> **Given request**
Write out all lines holding the word "alfa".

> **Dataset records**
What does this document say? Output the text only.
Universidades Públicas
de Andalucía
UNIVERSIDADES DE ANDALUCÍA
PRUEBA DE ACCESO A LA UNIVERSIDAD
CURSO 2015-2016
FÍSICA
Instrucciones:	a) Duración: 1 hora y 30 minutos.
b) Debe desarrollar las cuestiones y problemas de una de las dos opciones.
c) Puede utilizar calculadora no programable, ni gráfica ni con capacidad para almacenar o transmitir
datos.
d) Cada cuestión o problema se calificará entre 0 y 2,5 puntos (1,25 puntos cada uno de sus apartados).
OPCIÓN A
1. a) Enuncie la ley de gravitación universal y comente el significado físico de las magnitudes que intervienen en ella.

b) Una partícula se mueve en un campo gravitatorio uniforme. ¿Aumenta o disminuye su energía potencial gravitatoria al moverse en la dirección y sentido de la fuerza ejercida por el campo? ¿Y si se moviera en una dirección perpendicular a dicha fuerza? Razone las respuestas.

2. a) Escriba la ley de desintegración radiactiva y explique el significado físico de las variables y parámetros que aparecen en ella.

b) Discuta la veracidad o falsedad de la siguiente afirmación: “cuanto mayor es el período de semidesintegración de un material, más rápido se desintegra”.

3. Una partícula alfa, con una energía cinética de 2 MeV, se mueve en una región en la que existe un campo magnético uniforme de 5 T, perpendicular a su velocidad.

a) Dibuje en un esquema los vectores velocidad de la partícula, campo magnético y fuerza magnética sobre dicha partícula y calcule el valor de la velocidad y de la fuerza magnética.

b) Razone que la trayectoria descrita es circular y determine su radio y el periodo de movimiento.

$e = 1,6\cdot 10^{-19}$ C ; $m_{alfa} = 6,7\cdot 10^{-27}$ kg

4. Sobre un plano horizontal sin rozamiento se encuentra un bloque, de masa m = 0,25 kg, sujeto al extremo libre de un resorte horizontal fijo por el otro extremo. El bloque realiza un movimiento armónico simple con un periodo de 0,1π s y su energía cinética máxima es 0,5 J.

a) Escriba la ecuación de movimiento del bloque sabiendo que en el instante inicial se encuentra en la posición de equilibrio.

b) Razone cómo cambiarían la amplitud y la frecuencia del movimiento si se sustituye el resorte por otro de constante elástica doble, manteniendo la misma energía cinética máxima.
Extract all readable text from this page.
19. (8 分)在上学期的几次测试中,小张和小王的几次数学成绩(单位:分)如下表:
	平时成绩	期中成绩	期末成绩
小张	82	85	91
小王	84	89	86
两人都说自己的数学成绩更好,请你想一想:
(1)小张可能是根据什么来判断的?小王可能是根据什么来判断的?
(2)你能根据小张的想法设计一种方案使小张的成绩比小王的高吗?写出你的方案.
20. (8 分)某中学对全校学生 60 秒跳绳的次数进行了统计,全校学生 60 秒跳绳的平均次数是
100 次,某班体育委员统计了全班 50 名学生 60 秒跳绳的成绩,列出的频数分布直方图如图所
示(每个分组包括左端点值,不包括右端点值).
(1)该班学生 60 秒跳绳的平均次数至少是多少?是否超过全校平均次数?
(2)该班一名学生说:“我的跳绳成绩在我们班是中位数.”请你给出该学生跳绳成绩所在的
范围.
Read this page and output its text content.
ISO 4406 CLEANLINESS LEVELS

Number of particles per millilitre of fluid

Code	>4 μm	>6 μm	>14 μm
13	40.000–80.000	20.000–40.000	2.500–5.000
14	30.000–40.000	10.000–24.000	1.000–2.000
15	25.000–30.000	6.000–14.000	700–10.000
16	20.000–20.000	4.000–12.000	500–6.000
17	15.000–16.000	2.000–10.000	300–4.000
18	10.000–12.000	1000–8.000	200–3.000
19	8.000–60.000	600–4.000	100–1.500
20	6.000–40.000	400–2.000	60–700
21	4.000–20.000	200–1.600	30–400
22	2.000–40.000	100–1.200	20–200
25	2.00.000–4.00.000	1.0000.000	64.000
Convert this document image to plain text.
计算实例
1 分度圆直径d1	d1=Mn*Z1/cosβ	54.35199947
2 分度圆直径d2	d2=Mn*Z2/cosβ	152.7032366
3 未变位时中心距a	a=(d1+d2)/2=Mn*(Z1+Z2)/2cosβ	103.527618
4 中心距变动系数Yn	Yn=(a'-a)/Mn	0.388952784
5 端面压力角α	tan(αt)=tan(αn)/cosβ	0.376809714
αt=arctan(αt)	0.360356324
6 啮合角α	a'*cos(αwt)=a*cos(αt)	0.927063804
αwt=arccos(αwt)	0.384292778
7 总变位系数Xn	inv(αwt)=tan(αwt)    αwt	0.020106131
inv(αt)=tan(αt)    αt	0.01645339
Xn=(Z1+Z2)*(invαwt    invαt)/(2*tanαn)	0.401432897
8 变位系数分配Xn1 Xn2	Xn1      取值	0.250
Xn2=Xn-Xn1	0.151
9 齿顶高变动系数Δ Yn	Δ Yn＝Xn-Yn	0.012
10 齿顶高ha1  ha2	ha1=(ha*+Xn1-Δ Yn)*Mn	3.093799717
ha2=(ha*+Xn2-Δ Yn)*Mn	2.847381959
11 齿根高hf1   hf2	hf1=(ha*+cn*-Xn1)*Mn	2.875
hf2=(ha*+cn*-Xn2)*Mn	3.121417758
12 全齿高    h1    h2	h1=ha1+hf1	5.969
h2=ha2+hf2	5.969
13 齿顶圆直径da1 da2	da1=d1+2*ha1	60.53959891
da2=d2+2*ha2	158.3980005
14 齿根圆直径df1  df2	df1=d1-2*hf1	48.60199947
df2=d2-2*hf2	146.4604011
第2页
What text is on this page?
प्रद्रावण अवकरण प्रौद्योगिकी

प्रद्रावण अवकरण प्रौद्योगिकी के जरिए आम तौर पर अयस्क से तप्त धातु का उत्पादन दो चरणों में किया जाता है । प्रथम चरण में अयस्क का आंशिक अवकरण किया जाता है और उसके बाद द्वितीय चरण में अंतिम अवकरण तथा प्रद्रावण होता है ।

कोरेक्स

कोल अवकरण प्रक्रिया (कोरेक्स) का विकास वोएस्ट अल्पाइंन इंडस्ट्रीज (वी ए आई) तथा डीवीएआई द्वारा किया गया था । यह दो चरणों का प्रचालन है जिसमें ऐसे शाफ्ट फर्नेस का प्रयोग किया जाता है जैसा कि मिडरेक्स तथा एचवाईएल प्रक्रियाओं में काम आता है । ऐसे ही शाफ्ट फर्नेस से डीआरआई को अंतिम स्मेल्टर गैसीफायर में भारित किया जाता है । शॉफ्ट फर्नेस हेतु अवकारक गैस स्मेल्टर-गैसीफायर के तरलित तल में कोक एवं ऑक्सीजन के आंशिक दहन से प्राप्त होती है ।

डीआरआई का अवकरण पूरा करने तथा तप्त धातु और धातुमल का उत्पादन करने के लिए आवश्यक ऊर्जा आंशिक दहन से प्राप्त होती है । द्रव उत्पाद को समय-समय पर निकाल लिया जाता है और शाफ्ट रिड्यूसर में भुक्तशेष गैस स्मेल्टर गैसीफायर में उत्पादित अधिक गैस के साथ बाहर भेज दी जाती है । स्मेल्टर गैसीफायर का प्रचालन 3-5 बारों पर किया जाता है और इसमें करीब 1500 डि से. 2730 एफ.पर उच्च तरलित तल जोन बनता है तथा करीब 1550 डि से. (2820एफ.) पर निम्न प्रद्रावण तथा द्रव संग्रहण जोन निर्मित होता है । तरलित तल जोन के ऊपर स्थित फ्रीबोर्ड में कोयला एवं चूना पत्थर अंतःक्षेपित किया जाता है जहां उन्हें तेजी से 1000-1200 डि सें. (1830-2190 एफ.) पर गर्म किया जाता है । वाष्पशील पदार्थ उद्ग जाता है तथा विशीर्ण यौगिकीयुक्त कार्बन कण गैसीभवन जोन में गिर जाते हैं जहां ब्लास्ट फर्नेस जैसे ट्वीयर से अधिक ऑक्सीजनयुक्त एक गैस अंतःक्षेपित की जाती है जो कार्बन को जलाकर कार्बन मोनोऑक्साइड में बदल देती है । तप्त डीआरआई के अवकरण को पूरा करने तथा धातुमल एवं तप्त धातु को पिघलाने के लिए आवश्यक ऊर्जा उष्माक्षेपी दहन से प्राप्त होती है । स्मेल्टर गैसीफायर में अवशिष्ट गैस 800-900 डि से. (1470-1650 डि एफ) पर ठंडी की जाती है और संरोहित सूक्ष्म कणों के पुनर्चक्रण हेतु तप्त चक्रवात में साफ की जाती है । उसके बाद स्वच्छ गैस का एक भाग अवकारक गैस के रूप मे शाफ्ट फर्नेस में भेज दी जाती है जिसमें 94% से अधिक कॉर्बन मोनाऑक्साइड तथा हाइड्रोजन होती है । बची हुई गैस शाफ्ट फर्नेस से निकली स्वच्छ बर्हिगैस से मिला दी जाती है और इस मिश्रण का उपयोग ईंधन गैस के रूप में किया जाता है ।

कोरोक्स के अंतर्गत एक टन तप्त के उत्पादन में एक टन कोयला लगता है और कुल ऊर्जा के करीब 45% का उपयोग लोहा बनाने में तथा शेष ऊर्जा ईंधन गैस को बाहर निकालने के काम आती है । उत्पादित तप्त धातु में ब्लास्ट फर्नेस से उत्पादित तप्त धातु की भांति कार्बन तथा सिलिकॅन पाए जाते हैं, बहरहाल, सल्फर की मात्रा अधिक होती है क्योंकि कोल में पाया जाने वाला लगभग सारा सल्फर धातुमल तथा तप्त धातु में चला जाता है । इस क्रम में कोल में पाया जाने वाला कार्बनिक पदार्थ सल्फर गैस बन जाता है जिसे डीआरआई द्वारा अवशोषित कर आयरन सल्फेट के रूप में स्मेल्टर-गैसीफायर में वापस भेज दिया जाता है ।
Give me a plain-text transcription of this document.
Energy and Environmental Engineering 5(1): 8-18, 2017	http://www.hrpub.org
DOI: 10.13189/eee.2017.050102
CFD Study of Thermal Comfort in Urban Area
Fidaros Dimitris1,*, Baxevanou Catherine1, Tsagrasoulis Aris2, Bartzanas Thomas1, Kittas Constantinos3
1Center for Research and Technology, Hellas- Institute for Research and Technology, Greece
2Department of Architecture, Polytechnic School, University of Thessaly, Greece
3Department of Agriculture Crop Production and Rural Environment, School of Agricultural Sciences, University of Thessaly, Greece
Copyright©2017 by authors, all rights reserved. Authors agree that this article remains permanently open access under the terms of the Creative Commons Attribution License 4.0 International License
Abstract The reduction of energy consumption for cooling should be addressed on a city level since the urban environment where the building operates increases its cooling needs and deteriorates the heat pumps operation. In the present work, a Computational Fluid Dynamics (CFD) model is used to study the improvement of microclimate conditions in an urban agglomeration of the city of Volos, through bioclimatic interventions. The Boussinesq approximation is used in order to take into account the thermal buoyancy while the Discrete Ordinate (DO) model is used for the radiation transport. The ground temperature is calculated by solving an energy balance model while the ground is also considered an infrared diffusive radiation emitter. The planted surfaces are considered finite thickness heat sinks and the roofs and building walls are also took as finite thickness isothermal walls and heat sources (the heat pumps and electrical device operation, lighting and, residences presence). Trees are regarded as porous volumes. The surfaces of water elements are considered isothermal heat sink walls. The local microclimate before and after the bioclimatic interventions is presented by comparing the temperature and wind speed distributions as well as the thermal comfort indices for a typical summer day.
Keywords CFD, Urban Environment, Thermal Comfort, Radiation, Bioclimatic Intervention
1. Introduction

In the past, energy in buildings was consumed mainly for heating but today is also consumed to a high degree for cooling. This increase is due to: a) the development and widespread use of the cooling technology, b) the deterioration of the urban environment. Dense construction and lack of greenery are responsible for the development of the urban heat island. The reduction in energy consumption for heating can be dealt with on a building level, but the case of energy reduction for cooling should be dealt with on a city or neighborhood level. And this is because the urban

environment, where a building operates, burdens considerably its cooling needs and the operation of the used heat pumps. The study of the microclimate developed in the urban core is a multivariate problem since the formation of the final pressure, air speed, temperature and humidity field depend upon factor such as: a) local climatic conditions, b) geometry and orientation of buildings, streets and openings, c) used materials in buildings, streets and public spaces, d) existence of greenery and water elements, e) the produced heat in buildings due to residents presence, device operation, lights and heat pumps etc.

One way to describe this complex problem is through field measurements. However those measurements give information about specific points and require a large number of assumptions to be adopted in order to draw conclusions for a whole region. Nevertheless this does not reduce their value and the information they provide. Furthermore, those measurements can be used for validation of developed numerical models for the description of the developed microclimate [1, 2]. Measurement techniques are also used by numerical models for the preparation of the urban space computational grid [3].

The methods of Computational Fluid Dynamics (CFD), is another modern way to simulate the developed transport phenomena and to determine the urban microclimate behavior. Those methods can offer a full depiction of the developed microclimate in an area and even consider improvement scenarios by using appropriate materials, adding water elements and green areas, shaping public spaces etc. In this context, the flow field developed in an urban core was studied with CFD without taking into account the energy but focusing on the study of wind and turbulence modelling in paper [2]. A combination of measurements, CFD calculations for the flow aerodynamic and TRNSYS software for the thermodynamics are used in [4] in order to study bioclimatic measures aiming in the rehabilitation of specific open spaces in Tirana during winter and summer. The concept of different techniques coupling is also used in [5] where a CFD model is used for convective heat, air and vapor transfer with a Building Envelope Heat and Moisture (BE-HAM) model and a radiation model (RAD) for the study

> **Complete answer**
3. Una partícula alfa, con una energía cinética de 2 MeV, se mueve en una región en la que existe un campo magnético uniforme de 5 T, perpendicular a su velocidad.
$e = 1,6\cdot 10^{-19}$ C ; $m_{alfa} = 6,7\cdot 10^{-27}$ kg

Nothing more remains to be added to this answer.